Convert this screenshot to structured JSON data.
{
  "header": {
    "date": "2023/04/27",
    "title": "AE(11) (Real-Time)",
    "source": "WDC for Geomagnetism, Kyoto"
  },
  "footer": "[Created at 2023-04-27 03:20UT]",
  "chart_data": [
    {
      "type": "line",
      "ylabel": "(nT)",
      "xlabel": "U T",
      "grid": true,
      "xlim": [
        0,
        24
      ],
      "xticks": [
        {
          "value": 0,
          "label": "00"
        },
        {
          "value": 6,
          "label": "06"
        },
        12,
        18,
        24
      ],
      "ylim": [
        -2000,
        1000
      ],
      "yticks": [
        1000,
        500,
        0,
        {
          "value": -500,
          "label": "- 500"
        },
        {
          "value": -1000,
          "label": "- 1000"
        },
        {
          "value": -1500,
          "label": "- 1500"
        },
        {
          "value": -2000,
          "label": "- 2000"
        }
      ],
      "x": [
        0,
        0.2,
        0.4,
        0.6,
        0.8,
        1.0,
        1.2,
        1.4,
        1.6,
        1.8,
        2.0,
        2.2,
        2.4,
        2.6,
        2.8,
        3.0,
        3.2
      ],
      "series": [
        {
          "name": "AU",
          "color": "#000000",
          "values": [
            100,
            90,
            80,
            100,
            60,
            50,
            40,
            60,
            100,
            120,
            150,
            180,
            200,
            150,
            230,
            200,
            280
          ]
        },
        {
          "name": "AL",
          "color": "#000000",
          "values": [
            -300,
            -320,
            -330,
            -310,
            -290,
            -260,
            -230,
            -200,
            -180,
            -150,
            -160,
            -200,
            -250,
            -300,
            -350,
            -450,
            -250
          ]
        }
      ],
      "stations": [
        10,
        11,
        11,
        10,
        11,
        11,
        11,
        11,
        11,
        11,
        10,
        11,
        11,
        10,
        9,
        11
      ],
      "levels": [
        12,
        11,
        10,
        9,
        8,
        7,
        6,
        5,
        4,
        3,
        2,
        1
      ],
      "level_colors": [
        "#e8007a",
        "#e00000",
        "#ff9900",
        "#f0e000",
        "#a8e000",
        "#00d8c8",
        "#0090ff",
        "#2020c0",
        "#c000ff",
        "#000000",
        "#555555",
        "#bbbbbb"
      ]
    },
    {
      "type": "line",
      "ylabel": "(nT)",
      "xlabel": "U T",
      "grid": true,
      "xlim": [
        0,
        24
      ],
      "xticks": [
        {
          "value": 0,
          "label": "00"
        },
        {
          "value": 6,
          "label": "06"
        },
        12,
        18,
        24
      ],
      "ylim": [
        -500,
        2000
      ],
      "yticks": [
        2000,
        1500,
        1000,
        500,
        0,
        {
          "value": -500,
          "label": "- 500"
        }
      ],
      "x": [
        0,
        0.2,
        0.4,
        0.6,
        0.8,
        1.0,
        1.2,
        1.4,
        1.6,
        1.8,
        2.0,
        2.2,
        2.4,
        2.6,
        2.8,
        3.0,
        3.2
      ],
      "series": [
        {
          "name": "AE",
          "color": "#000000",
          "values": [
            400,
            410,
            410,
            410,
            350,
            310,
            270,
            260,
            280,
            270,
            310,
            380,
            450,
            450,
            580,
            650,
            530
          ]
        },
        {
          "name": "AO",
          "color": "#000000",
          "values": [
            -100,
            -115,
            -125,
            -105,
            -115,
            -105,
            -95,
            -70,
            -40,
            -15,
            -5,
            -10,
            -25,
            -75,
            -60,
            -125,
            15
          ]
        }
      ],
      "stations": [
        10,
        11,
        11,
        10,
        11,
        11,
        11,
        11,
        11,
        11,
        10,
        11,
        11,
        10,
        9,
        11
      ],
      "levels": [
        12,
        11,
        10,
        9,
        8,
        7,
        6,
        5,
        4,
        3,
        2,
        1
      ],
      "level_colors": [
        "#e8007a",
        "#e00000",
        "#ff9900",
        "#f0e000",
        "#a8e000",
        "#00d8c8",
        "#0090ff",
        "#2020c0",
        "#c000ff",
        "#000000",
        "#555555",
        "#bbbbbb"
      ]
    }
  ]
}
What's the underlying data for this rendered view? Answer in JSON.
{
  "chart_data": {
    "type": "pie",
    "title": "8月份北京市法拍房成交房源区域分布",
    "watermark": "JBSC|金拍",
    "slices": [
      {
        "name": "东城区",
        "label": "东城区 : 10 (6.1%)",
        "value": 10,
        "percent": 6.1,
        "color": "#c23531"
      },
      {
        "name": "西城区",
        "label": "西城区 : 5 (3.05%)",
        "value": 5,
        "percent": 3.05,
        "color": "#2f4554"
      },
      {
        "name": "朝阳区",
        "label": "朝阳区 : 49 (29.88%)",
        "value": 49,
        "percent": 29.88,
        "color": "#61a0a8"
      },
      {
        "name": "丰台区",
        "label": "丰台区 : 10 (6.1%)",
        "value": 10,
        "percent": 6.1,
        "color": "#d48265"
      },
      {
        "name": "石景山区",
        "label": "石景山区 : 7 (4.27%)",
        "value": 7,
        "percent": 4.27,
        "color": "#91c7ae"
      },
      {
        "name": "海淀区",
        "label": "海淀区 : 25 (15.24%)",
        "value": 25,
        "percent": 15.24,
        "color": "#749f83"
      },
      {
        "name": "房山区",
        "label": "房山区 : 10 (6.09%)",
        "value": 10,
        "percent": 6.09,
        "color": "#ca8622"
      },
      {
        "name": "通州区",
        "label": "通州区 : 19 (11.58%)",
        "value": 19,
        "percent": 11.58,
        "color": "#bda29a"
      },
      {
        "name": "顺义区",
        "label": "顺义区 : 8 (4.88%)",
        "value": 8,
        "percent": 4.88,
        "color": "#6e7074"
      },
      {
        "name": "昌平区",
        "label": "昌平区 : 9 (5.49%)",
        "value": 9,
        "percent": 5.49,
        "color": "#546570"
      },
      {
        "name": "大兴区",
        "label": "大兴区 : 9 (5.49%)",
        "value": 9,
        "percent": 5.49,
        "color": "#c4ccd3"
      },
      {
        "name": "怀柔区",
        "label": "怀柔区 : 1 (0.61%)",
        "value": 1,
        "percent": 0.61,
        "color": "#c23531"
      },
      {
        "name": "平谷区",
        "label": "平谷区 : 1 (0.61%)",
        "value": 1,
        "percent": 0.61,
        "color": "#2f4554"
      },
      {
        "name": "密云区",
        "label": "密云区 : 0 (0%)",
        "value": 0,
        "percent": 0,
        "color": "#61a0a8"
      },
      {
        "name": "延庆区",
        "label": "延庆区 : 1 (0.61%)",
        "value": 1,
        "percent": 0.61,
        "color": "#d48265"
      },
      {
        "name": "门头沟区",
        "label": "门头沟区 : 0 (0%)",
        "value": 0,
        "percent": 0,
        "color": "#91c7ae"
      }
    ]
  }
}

The task. Return all lines containing the word "title".

Problem solution.
    "title": "AE(11) (Real-Time)",
    "title": "8月份北京市法拍房成交房源区域分布",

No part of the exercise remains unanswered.